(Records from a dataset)
•••••

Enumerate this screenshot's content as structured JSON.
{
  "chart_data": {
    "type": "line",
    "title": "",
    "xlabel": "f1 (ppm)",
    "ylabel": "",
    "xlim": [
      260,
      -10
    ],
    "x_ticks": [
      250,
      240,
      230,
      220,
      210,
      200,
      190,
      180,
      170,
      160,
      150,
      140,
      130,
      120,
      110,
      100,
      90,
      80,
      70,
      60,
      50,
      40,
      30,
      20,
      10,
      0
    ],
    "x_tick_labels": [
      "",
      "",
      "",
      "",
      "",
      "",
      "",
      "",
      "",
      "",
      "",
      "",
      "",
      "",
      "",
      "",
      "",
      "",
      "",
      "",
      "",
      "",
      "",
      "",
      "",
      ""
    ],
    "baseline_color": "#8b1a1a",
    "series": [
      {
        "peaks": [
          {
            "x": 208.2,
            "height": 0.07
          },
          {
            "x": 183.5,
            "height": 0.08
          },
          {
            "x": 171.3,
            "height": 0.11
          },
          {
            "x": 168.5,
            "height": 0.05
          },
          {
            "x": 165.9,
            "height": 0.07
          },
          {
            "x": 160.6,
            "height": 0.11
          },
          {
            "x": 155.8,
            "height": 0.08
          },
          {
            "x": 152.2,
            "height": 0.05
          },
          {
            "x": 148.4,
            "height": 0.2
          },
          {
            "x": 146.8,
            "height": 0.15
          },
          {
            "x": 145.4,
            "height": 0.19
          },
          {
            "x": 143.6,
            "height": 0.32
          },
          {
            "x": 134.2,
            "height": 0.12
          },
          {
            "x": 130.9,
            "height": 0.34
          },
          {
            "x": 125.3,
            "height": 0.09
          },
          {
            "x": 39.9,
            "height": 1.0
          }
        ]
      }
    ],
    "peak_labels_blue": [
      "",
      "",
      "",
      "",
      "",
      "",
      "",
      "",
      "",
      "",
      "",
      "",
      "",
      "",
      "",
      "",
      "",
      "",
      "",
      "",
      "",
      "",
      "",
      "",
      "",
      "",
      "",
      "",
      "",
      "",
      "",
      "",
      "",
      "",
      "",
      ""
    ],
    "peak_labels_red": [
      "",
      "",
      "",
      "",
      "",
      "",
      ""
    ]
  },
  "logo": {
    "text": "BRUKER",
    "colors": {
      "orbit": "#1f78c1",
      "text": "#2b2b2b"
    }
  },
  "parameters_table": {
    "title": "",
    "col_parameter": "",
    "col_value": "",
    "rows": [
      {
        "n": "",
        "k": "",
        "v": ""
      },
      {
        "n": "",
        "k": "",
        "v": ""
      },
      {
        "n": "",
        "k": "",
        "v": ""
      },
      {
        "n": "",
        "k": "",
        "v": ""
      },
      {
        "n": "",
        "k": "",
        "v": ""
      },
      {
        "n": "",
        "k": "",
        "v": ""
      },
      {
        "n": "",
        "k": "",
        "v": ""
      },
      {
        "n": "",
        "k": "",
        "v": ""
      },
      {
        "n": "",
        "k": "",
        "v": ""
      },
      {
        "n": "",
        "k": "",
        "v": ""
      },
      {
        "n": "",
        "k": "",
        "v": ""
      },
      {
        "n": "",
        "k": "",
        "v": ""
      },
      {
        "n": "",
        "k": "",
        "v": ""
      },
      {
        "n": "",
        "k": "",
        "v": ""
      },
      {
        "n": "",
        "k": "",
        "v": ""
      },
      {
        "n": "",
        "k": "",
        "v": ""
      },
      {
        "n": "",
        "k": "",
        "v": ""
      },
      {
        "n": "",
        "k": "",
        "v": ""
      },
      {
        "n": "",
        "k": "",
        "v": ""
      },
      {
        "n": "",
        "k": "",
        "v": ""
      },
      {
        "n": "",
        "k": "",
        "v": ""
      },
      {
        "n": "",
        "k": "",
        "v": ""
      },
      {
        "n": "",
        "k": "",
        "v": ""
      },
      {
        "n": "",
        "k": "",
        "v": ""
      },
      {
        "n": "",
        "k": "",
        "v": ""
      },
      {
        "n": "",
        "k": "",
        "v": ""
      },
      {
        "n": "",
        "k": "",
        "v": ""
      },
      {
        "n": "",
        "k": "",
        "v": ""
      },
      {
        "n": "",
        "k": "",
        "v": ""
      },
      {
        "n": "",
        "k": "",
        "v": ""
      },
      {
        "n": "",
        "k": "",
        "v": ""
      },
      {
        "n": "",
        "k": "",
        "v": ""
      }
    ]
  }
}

•••••

Every line above should be written out again exactly as it stands.

- **Output of the task**
Enumerate this screenshot's content as structured JSON.
{
  "chart_data": {
    "type": "line",
    "title": "",
    "xlabel": "f1 (ppm)",
    "ylabel": "",
    "xlim": [
      260,
      -10
    ],
    "x_ticks": [
      250,
      240,
      230,
      220,
      210,
      200,
      190,
      180,
      170,
      160,
      150,
      140,
      130,
      120,
      110,
      100,
      90,
      80,
      70,
      60,
      50,
      40,
      30,
      20,
      10,
      0
    ],
    "x_tick_labels": [
      "",
      "",
      "",
      "",
      "",
      "",
      "",
      "",
      "",
      "",
      "",
      "",
      "",
      "",
      "",
      "",
      "",
      "",
      "",
      "",
      "",
      "",
      "",
      "",
      "",
      ""
    ],
    "baseline_color": "#8b1a1a",
    "series": [
      {
        "peaks": [
          {
            "x": 208.2,
            "height": 0.07
          },
          {
            "x": 183.5,
            "height": 0.08
          },
          {
            "x": 171.3,
            "height": 0.11
          },
          {
            "x": 168.5,
            "height": 0.05
          },
          {
            "x": 165.9,
            "height": 0.07
          },
          {
            "x": 160.6,
            "height": 0.11
          },
          {
            "x": 155.8,
            "height": 0.08
          },
          {
            "x": 152.2,
            "height": 0.05
          },
          {
            "x": 148.4,
            "height": 0.2
          },
          {
            "x": 146.8,
            "height": 0.15
          },
          {
            "x": 145.4,
            "height": 0.19
          },
          {
            "x": 143.6,
            "height": 0.32
          },
          {
            "x": 134.2,
            "height": 0.12
          },
          {
            "x": 130.9,
            "height": 0.34
          },
          {
            "x": 125.3,
            "height": 0.09
          },
          {
            "x": 39.9,
            "height": 1.0
          }
        ]
      }
    ],
    "peak_labels_blue": [
      "",
      "",
      "",
      "",
      "",
      "",
      "",
      "",
      "",
      "",
      "",
      "",
      "",
      "",
      "",
      "",
      "",
      "",
      "",
      "",
      "",
      "",
      "",
      "",
      "",
      "",
      "",
      "",
      "",
      "",
      "",
      "",
      "",
      "",
      "",
      ""
    ],
    "peak_labels_red": [
      "",
      "",
      "",
      "",
      "",
      "",
      ""
    ]
  },
  "logo": {
    "text": "BRUKER",
    "colors": {
      "orbit": "#1f78c1",
      "text": "#2b2b2b"
    }
  },
  "parameters_table": {
    "title": "",
    "col_parameter": "",
    "col_value": "",
    "rows": [
      {
        "n": "",
        "k": "",
        "v": ""
      },
      {
        "n": "",
        "k": "",
        "v": ""
      },
      {
        "n": "",
        "k": "",
        "v": ""
      },
      {
        "n": "",
        "k": "",
        "v": ""
      },
      {
        "n": "",
        "k": "",
        "v": ""
      },
      {
        "n": "",
        "k": "",
        "v": ""
      },
      {
        "n": "",
        "k": "",
        "v": ""
      },
      {
        "n": "",
        "k": "",
        "v": ""
      },
      {
        "n": "",
        "k": "",
        "v": ""
      },
      {
        "n": "",
        "k": "",
        "v": ""
      },
      {
        "n": "",
        "k": "",
        "v": ""
      },
      {
        "n": "",
        "k": "",
        "v": ""
      },
      {
        "n": "",
        "k": "",
        "v": ""
      },
      {
        "n": "",
        "k": "",
        "v": ""
      },
      {
        "n": "",
        "k": "",
        "v": ""
      },
      {
        "n": "",
        "k": "",
        "v": ""
      },
      {
        "n": "",
        "k": "",
        "v": ""
      },
      {
        "n": "",
        "k": "",
        "v": ""
      },
      {
        "n": "",
        "k": "",
        "v": ""
      },
      {
        "n": "",
        "k": "",
        "v": ""
      },
      {
        "n": "",
        "k": "",
        "v": ""
      },
      {
        "n": "",
        "k": "",
        "v": ""
      },
      {
        "n": "",
        "k": "",
        "v": ""
      },
      {
        "n": "",
        "k": "",
        "v": ""
      },
      {
        "n": "",
        "k": "",
        "v": ""
      },
      {
        "n": "",
        "k": "",
        "v": ""
      },
      {
        "n": "",
        "k": "",
        "v": ""
      },
      {
        "n": "",
        "k": "",
        "v": ""
      },
      {
        "n": "",
        "k": "",
        "v": ""
      },
      {
        "n": "",
        "k": "",
        "v": ""
      },
      {
        "n": "",
        "k": "",
        "v": ""
      },
      {
        "n": "",
        "k": "",
        "v": ""
      }
    ]
  }
}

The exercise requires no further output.